## EXERCISE BRIEF
Reproduce all the entries precisely.

# # # #

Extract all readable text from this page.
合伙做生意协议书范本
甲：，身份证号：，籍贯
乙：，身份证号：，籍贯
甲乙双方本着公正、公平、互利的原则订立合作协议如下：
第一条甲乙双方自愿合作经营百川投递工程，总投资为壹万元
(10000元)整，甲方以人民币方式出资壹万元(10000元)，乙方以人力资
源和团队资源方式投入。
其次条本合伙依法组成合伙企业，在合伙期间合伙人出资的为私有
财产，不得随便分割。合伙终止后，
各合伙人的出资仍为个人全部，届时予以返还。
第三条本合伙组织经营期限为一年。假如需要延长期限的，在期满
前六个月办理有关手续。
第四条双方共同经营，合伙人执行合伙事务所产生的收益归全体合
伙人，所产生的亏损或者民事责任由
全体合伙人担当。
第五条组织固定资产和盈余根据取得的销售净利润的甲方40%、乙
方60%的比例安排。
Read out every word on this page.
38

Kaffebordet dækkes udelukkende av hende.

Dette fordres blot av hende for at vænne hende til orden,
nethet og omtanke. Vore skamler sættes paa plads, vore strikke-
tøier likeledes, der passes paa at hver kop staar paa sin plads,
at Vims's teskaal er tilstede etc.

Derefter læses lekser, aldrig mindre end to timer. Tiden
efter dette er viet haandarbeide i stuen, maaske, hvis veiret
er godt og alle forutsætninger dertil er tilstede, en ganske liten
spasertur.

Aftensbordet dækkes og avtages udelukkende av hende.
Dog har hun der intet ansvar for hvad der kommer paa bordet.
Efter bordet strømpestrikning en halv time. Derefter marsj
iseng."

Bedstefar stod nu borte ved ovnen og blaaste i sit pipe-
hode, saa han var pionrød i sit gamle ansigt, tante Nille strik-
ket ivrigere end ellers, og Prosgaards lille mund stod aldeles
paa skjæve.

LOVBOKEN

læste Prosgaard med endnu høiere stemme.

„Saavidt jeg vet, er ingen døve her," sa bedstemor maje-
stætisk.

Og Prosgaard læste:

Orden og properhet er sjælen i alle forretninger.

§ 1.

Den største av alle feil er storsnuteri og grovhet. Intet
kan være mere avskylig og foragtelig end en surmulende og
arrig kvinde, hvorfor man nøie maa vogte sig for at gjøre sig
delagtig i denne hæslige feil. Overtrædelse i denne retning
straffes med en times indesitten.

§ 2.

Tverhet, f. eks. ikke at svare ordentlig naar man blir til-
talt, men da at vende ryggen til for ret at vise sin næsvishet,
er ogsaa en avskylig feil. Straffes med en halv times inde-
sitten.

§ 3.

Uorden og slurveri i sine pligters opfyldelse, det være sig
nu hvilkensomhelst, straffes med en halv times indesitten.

# # # #

## EXERCISE RESULT
Extract all readable text from this page.
合伙做生意协议书范本
甲：，身份证号：，籍贯
乙：，身份证号：，籍贯
甲乙双方本着公正、公平、互利的原则订立合作协议如下：
第一条甲乙双方自愿合作经营百川投递工程，总投资为壹万元
(10000元)整，甲方以人民币方式出资壹万元(10000元)，乙方以人力资
源和团队资源方式投入。
其次条本合伙依法组成合伙企业，在合伙期间合伙人出资的为私有
财产，不得随便分割。合伙终止后，
各合伙人的出资仍为个人全部，届时予以返还。
第三条本合伙组织经营期限为一年。假如需要延长期限的，在期满
前六个月办理有关手续。
第四条双方共同经营，合伙人执行合伙事务所产生的收益归全体合
伙人，所产生的亏损或者民事责任由
全体合伙人担当。
第五条组织固定资产和盈余根据取得的销售净利润的甲方40%、乙
方60%的比例安排。
Read out every word on this page.
38

Kaffebordet dækkes udelukkende av hende.

Dette fordres blot av hende for at vænne hende til orden,
nethet og omtanke. Vore skamler sættes paa plads, vore strikke-
tøier likeledes, der passes paa at hver kop staar paa sin plads,
at Vims's teskaal er tilstede etc.

Derefter læses lekser, aldrig mindre end to timer. Tiden
efter dette er viet haandarbeide i stuen, maaske, hvis veiret
er godt og alle forutsætninger dertil er tilstede, en ganske liten
spasertur.

Aftensbordet dækkes og avtages udelukkende av hende.
Dog har hun der intet ansvar for hvad der kommer paa bordet.
Efter bordet strømpestrikning en halv time. Derefter marsj
iseng."

Bedstefar stod nu borte ved ovnen og blaaste i sit pipe-
hode, saa han var pionrød i sit gamle ansigt, tante Nille strik-
ket ivrigere end ellers, og Prosgaards lille mund stod aldeles
paa skjæve.

LOVBOKEN

læste Prosgaard med endnu høiere stemme.

„Saavidt jeg vet, er ingen døve her," sa bedstemor maje-
stætisk.

Og Prosgaard læste:

Orden og properhet er sjælen i alle forretninger.

§ 1.

Den største av alle feil er storsnuteri og grovhet. Intet
kan være mere avskylig og foragtelig end en surmulende og
arrig kvinde, hvorfor man nøie maa vogte sig for at gjøre sig
delagtig i denne hæslige feil. Overtrædelse i denne retning
straffes med en times indesitten.

§ 2.

Tverhet, f. eks. ikke at svare ordentlig naar man blir til-
talt, men da at vende ryggen til for ret at vise sin næsvishet,
er ogsaa en avskylig feil. Straffes med en halv times inde-
sitten.

§ 3.

Uorden og slurveri i sine pligters opfyldelse, det være sig
nu hvilkensomhelst, straffes med en halv times indesitten.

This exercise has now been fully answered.